Challenge: The data below needs to be returned exactly, line for line.

Data items:
== == ==

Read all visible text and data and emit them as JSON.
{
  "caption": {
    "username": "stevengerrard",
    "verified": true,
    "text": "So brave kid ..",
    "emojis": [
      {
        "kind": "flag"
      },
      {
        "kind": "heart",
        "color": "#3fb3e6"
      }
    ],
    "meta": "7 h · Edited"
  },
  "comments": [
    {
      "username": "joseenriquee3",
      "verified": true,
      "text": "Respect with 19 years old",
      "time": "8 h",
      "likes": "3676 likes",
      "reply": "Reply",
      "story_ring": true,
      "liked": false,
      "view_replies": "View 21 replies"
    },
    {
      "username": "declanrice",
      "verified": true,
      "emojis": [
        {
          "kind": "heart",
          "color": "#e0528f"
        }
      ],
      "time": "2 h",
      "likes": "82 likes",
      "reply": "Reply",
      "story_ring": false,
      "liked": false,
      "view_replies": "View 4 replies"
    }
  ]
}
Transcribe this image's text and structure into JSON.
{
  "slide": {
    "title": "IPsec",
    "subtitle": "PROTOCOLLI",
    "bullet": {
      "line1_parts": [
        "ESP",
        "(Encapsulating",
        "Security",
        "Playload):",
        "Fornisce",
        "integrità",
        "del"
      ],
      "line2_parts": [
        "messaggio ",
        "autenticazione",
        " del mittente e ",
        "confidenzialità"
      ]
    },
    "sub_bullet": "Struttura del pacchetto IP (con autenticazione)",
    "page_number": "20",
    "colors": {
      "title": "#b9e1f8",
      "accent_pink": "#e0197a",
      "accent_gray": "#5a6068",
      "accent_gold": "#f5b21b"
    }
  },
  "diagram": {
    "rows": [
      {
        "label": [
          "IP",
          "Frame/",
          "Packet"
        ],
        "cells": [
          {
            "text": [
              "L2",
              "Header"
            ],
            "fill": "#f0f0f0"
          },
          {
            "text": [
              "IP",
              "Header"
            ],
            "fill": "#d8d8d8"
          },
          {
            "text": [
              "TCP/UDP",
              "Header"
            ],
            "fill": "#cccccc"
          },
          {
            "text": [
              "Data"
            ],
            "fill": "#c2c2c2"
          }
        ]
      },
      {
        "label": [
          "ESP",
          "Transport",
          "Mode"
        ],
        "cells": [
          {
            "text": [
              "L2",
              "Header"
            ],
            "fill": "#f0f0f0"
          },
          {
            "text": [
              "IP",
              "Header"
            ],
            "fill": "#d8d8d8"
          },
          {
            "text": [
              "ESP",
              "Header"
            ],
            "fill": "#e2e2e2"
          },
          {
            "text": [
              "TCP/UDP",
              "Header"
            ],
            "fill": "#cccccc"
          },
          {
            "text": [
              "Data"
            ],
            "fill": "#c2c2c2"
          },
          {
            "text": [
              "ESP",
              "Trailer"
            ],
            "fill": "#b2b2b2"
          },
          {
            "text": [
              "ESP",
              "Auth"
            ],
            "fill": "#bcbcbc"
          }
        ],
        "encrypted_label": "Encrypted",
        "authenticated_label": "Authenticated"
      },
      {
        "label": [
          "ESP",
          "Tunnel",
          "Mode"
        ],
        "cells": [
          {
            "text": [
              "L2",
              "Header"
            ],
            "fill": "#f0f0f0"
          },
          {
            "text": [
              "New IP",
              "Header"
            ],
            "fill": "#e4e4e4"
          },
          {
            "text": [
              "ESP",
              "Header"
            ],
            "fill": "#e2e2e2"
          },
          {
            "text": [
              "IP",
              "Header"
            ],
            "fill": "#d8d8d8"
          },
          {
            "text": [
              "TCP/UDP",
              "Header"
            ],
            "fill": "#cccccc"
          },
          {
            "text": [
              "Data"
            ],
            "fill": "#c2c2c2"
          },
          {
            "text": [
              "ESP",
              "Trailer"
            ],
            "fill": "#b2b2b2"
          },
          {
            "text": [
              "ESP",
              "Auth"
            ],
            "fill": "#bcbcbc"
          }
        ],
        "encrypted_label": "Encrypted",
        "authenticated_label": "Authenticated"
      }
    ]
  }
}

== == ==

Solution for this task:
Read all visible text and data and emit them as JSON.
{
  "caption": {
    "username": "stevengerrard",
    "verified": true,
    "text": "So brave kid ..",
    "emojis": [
      {
        "kind": "flag"
      },
      {
        "kind": "heart",
        "color": "#3fb3e6"
      }
    ],
    "meta": "7 h · Edited"
  },
  "comments": [
    {
      "username": "joseenriquee3",
      "verified": true,
      "text": "Respect with 19 years old",
      "time": "8 h",
      "likes": "3676 likes",
      "reply": "Reply",
      "story_ring": true,
      "liked": false,
      "view_replies": "View 21 replies"
    },
    {
      "username": "declanrice",
      "verified": true,
      "emojis": [
        {
          "kind": "heart",
          "color": "#e0528f"
        }
      ],
      "time": "2 h",
      "likes": "82 likes",
      "reply": "Reply",
      "story_ring": false,
      "liked": false,
      "view_replies": "View 4 replies"
    }
  ]
}
Transcribe this image's text and structure into JSON.
{
  "slide": {
    "title": "IPsec",
    "subtitle": "PROTOCOLLI",
    "bullet": {
      "line1_parts": [
        "ESP",
        "(Encapsulating",
        "Security",
        "Playload):",
        "Fornisce",
        "integrità",
        "del"
      ],
      "line2_parts": [
        "messaggio ",
        "autenticazione",
        " del mittente e ",
        "confidenzialità"
      ]
    },
    "sub_bullet": "Struttura del pacchetto IP (con autenticazione)",
    "page_number": "20",
    "colors": {
      "title": "#b9e1f8",
      "accent_pink": "#e0197a",
      "accent_gray": "#5a6068",
      "accent_gold": "#f5b21b"
    }
  },
  "diagram": {
    "rows": [
      {
        "label": [
          "IP",
          "Frame/",
          "Packet"
        ],
        "cells": [
          {
            "text": [
              "L2",
              "Header"
            ],
            "fill": "#f0f0f0"
          },
          {
            "text": [
              "IP",
              "Header"
            ],
            "fill": "#d8d8d8"
          },
          {
            "text": [
              "TCP/UDP",
              "Header"
            ],
            "fill": "#cccccc"
          },
          {
            "text": [
              "Data"
            ],
            "fill": "#c2c2c2"
          }
        ]
      },
      {
        "label": [
          "ESP",
          "Transport",
          "Mode"
        ],
        "cells": [
          {
            "text": [
              "L2",
              "Header"
            ],
            "fill": "#f0f0f0"
          },
          {
            "text": [
              "IP",
              "Header"
            ],
            "fill": "#d8d8d8"
          },
          {
            "text": [
              "ESP",
              "Header"
            ],
            "fill": "#e2e2e2"
          },
          {
            "text": [
              "TCP/UDP",
              "Header"
            ],
            "fill": "#cccccc"
          },
          {
            "text": [
              "Data"
            ],
            "fill": "#c2c2c2"
          },
          {
            "text": [
              "ESP",
              "Trailer"
            ],
            "fill": "#b2b2b2"
          },
          {
            "text": [
              "ESP",
              "Auth"
            ],
            "fill": "#bcbcbc"
          }
        ],
        "encrypted_label": "Encrypted",
        "authenticated_label": "Authenticated"
      },
      {
        "label": [
          "ESP",
          "Tunnel",
          "Mode"
        ],
        "cells": [
          {
            "text": [
              "L2",
              "Header"
            ],
            "fill": "#f0f0f0"
          },
          {
            "text": [
              "New IP",
              "Header"
            ],
            "fill": "#e4e4e4"
          },
          {
            "text": [
              "ESP",
              "Header"
            ],
            "fill": "#e2e2e2"
          },
          {
            "text": [
              "IP",
              "Header"
            ],
            "fill": "#d8d8d8"
          },
          {
            "text": [
              "TCP/UDP",
              "Header"
            ],
            "fill": "#cccccc"
          },
          {
            "text": [
              "Data"
            ],
            "fill": "#c2c2c2"
          },
          {
            "text": [
              "ESP",
              "Trailer"
            ],
            "fill": "#b2b2b2"
          },
          {
            "text": [
              "ESP",
              "Auth"
            ],
            "fill": "#bcbcbc"
          }
        ],
        "encrypted_label": "Encrypted",
        "authenticated_label": "Authenticated"
      }
    ]
  }
}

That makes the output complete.